Your task is to copy each line that has the word "oʻlchovchi".

● ● ● ● ● ● ●

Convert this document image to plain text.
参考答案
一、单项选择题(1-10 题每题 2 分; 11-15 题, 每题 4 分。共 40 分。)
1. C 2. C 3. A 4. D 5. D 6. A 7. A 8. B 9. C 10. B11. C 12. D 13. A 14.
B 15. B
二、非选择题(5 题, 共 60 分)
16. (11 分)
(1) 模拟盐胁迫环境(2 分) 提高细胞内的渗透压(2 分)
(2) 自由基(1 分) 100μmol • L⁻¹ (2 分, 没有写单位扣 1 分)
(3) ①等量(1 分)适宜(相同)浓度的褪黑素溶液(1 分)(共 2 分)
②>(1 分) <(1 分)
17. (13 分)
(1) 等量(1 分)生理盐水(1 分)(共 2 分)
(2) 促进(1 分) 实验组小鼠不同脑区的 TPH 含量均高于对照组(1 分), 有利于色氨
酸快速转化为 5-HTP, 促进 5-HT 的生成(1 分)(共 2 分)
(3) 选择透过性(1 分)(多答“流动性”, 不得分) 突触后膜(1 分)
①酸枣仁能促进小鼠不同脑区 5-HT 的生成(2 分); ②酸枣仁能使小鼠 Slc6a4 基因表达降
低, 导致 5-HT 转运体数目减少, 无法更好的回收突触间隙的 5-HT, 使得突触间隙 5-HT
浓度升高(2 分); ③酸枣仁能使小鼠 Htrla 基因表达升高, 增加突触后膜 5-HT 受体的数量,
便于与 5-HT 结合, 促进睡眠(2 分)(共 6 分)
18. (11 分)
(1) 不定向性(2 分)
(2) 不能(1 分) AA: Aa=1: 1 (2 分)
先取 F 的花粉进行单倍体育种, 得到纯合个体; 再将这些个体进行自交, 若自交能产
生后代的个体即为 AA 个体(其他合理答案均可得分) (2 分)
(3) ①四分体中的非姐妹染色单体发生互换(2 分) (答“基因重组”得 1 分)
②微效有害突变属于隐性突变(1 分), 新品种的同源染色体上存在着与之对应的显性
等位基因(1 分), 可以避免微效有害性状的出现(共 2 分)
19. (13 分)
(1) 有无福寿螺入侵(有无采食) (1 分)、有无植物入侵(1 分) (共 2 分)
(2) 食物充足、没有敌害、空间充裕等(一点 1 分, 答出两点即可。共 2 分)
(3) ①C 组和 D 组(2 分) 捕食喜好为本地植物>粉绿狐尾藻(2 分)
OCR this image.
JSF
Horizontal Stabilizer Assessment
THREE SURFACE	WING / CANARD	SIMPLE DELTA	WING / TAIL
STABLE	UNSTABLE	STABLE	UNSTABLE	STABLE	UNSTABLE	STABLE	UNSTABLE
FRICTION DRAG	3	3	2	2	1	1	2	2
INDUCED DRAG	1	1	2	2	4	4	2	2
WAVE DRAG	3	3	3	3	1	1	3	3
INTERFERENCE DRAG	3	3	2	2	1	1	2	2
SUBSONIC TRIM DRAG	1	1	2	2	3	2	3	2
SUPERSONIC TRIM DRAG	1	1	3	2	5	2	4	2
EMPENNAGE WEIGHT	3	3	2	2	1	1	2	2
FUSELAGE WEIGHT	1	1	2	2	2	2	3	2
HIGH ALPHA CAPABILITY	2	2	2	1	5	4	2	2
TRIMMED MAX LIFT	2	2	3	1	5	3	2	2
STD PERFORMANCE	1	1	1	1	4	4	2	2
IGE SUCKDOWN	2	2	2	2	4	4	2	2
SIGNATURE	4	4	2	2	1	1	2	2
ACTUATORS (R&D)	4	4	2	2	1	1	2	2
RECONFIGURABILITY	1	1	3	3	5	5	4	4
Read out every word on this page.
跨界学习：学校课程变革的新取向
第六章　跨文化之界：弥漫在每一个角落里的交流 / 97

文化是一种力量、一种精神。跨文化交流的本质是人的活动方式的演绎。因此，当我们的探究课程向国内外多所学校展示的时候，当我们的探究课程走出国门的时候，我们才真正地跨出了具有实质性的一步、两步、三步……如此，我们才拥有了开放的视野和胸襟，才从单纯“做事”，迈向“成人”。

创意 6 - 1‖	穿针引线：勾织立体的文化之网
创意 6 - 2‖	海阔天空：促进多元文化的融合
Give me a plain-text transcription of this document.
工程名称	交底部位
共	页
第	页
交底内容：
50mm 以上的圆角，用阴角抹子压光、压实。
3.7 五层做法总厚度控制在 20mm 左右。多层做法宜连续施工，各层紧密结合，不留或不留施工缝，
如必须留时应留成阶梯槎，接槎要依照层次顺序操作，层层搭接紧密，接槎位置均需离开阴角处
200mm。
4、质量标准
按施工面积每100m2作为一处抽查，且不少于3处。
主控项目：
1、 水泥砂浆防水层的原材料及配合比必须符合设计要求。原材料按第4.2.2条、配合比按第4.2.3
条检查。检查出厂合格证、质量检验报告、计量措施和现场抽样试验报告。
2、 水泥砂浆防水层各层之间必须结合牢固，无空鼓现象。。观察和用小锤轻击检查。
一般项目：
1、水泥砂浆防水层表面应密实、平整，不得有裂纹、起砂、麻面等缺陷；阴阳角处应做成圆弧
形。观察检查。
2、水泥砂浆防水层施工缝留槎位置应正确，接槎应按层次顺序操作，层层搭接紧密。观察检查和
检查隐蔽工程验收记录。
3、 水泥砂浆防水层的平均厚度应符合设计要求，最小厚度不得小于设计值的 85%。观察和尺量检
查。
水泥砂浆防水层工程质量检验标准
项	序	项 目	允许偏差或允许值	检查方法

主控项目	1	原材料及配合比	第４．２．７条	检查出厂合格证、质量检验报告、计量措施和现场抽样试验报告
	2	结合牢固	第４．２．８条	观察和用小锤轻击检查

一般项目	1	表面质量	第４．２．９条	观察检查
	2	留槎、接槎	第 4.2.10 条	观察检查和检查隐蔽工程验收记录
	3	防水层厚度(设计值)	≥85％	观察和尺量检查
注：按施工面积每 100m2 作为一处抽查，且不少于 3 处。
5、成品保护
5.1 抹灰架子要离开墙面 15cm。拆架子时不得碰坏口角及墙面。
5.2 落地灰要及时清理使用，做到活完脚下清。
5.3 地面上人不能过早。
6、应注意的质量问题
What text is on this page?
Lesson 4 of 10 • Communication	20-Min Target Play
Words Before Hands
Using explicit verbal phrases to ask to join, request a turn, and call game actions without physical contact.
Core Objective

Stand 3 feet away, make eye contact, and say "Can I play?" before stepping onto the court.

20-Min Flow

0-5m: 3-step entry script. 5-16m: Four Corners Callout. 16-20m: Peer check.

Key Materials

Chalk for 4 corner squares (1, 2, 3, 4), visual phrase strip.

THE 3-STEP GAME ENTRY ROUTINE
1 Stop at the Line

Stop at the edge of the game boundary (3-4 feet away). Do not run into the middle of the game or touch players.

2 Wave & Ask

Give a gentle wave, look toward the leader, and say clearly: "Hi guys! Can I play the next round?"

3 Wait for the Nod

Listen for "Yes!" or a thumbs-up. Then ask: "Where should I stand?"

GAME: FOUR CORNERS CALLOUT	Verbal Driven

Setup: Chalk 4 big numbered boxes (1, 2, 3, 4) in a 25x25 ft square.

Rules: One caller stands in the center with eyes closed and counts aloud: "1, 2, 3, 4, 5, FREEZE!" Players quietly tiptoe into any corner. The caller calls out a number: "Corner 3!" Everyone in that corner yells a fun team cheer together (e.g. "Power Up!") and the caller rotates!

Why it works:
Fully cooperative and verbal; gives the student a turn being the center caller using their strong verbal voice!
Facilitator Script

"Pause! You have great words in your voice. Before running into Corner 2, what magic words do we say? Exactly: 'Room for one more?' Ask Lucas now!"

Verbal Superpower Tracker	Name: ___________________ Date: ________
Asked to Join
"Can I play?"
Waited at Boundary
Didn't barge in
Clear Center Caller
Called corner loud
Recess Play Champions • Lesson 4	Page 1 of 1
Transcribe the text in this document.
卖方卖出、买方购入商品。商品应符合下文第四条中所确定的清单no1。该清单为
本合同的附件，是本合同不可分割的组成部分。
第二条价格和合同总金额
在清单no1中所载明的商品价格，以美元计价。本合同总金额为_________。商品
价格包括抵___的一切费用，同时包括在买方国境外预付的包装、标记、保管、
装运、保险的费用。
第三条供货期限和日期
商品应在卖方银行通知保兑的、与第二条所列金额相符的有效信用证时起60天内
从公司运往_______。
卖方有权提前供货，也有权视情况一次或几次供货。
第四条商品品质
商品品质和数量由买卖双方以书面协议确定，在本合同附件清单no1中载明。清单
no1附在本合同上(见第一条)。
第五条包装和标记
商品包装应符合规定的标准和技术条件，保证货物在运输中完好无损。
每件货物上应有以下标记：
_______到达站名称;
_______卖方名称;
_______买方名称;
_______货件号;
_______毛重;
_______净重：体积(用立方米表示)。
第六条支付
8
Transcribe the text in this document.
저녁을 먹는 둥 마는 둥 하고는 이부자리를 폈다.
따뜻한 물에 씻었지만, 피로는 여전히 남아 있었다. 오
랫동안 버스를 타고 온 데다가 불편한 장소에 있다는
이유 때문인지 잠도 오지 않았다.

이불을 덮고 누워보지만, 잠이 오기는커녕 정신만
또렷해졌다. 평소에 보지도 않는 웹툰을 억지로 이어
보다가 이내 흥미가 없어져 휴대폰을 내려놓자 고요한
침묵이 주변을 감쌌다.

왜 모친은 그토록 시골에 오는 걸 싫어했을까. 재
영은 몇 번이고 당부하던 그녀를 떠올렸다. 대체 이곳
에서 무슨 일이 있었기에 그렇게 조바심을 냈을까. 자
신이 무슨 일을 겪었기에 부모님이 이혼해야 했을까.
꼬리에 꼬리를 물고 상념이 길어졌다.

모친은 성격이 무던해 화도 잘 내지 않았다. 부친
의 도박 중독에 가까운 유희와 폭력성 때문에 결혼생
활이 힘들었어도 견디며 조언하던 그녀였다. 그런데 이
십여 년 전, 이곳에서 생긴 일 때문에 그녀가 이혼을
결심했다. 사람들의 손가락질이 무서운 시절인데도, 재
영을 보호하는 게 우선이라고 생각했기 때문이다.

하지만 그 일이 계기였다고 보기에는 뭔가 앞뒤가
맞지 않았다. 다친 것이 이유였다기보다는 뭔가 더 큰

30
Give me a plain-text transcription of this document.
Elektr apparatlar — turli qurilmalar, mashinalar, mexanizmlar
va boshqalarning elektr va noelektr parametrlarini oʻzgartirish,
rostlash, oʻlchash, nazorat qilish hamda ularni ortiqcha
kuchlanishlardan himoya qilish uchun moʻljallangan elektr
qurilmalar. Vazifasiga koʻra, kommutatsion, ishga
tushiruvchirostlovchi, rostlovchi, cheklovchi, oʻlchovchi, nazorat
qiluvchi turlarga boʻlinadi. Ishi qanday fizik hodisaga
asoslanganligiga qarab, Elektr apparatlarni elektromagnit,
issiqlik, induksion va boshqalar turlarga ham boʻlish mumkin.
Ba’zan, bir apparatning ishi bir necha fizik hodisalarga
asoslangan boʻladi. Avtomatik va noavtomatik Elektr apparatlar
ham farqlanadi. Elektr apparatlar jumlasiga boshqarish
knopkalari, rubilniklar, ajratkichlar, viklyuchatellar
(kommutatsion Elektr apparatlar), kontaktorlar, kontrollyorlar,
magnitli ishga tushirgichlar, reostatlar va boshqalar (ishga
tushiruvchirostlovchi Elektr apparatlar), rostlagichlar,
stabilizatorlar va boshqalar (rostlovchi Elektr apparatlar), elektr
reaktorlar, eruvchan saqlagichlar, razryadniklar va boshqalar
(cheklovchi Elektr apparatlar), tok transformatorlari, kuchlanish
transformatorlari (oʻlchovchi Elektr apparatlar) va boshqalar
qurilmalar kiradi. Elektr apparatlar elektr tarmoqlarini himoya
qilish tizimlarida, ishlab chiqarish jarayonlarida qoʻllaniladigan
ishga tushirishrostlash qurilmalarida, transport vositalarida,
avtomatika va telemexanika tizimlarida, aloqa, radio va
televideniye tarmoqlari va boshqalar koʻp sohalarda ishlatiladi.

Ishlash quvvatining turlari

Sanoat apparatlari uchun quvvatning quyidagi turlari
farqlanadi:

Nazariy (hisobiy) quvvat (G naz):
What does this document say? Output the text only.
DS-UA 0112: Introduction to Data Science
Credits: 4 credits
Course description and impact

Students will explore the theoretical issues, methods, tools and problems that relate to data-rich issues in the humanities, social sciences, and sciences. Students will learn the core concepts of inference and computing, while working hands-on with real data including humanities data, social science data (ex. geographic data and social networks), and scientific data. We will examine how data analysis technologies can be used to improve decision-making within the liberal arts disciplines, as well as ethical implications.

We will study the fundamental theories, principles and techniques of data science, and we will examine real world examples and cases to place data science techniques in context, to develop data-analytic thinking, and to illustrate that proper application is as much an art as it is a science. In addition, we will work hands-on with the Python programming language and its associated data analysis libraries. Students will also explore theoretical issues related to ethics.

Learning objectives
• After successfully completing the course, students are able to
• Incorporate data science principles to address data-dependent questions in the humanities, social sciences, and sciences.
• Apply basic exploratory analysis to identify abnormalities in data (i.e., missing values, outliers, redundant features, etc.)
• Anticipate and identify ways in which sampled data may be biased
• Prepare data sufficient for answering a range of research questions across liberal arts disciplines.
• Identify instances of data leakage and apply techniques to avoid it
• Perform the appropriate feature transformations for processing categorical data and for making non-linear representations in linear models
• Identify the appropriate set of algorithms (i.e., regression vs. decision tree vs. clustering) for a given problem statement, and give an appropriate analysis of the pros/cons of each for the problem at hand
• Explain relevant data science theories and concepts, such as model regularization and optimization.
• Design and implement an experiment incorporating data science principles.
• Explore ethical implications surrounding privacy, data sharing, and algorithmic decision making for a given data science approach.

● ● ● ● ● ● ●

=== The answer ===
tushiruvchirostlovchi, rostlovchi, cheklovchi, oʻlchovchi, nazorat
transformatorlari (oʻlchovchi Elektr apparatlar) va boshqalar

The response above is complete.